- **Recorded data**
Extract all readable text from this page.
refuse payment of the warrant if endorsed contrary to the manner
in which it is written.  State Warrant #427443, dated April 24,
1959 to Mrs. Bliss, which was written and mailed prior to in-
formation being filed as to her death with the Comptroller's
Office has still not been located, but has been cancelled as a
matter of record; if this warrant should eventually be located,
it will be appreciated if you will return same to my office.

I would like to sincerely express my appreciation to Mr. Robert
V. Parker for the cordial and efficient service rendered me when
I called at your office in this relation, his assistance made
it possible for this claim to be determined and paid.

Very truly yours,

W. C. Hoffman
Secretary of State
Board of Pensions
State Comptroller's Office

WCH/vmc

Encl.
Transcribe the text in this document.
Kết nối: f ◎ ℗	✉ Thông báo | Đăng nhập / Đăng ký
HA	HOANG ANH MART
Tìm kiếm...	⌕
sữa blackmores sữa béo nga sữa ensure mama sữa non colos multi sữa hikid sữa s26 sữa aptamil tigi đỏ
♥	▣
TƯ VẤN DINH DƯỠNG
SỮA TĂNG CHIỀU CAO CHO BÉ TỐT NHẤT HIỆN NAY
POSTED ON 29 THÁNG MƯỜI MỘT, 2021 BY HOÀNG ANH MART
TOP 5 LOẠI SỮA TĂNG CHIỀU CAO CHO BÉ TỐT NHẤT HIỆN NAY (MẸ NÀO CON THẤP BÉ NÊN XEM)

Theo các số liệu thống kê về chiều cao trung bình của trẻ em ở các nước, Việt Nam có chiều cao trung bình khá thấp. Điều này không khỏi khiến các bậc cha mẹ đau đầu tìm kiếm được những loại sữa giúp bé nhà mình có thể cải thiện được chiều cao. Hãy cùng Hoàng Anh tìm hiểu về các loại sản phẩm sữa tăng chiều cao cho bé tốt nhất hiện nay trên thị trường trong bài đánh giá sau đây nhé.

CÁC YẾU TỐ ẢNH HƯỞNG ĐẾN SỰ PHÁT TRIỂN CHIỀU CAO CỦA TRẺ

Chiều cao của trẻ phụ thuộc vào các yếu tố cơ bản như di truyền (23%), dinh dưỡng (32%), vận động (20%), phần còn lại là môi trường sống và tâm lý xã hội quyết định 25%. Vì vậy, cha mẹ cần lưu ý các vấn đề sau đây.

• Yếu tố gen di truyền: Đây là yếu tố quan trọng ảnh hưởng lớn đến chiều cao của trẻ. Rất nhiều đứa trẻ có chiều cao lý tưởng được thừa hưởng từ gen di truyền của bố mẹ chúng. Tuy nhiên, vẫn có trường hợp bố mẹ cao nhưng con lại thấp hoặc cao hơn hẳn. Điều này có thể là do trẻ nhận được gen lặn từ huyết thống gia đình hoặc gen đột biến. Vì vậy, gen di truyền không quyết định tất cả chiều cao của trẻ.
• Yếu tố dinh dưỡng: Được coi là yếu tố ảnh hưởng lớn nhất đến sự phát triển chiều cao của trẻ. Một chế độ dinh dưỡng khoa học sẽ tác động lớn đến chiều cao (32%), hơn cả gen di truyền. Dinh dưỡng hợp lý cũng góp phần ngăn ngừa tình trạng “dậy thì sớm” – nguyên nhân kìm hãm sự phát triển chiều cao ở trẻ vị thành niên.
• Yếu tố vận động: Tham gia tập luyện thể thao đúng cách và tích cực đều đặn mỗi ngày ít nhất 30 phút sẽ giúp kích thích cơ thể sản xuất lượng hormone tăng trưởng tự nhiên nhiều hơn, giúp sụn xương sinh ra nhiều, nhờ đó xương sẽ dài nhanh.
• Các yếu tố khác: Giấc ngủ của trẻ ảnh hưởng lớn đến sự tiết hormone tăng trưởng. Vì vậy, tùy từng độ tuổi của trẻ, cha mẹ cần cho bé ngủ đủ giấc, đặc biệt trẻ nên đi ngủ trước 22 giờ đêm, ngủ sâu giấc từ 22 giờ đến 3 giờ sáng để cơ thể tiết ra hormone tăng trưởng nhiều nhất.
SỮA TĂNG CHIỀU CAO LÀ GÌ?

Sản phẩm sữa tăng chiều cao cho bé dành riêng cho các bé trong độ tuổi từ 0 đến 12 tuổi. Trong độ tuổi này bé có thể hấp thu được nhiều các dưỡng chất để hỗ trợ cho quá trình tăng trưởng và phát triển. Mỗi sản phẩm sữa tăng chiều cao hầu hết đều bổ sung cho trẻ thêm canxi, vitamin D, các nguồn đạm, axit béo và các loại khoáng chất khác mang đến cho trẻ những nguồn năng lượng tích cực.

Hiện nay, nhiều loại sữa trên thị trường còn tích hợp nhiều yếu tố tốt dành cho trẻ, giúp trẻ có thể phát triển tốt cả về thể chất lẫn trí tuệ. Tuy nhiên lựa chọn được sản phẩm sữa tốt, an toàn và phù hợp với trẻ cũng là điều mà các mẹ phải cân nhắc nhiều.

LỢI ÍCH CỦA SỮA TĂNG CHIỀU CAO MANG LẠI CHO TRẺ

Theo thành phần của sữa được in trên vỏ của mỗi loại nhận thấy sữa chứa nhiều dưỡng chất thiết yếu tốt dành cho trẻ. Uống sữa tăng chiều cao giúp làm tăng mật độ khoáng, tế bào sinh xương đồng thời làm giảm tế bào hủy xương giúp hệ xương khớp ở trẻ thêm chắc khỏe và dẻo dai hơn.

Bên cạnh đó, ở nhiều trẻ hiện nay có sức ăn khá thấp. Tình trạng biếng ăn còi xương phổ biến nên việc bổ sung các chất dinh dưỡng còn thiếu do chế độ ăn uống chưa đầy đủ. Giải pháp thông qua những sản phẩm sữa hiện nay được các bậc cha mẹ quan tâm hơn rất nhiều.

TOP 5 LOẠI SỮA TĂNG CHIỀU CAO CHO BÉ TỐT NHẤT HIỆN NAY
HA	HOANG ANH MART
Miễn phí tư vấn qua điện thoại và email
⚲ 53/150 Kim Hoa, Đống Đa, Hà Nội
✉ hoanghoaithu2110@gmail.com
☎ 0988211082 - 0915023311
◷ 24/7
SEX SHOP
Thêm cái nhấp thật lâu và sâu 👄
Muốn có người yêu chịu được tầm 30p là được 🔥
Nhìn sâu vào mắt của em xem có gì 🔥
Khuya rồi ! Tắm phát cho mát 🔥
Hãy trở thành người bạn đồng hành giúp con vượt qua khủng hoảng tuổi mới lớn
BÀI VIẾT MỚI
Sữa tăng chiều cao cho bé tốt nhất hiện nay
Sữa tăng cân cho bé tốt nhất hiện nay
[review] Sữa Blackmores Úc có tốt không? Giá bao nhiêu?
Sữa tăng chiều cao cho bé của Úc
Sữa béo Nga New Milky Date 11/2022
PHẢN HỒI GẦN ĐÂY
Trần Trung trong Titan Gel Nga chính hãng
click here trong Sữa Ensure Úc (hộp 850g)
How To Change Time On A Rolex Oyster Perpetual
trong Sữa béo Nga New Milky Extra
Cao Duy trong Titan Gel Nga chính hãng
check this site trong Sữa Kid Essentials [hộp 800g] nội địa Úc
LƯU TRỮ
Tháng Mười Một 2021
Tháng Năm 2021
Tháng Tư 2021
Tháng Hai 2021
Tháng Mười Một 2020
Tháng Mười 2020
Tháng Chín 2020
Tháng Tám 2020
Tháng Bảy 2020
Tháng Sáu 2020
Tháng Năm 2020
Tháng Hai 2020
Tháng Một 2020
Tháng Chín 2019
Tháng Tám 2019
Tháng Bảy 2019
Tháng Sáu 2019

- **Instructions for the task**
Scan the listing above and identify each line holding the string "nhận"; copy every such line.

- **The completed task**
• Yếu tố gen di truyền: Đây là yếu tố quan trọng ảnh hưởng lớn đến chiều cao của trẻ. Rất nhiều đứa trẻ có chiều cao lý tưởng được thừa hưởng từ gen di truyền của bố mẹ chúng. Tuy nhiên, vẫn có trường hợp bố mẹ cao nhưng con lại thấp hoặc cao hơn hẳn. Điều này có thể là do trẻ nhận được gen lặn từ huyết thống gia đình hoặc gen đột biến. Vì vậy, gen di truyền không quyết định tất cả chiều cao của trẻ.
Theo thành phần của sữa được in trên vỏ của mỗi loại nhận thấy sữa chứa nhiều dưỡng chất thiết yếu tốt dành cho trẻ. Uống sữa tăng chiều cao giúp làm tăng mật độ khoáng, tế bào sinh xương đồng thời làm giảm tế bào hủy xương giúp hệ xương khớp ở trẻ thêm chắc khỏe và dẻo dai hơn.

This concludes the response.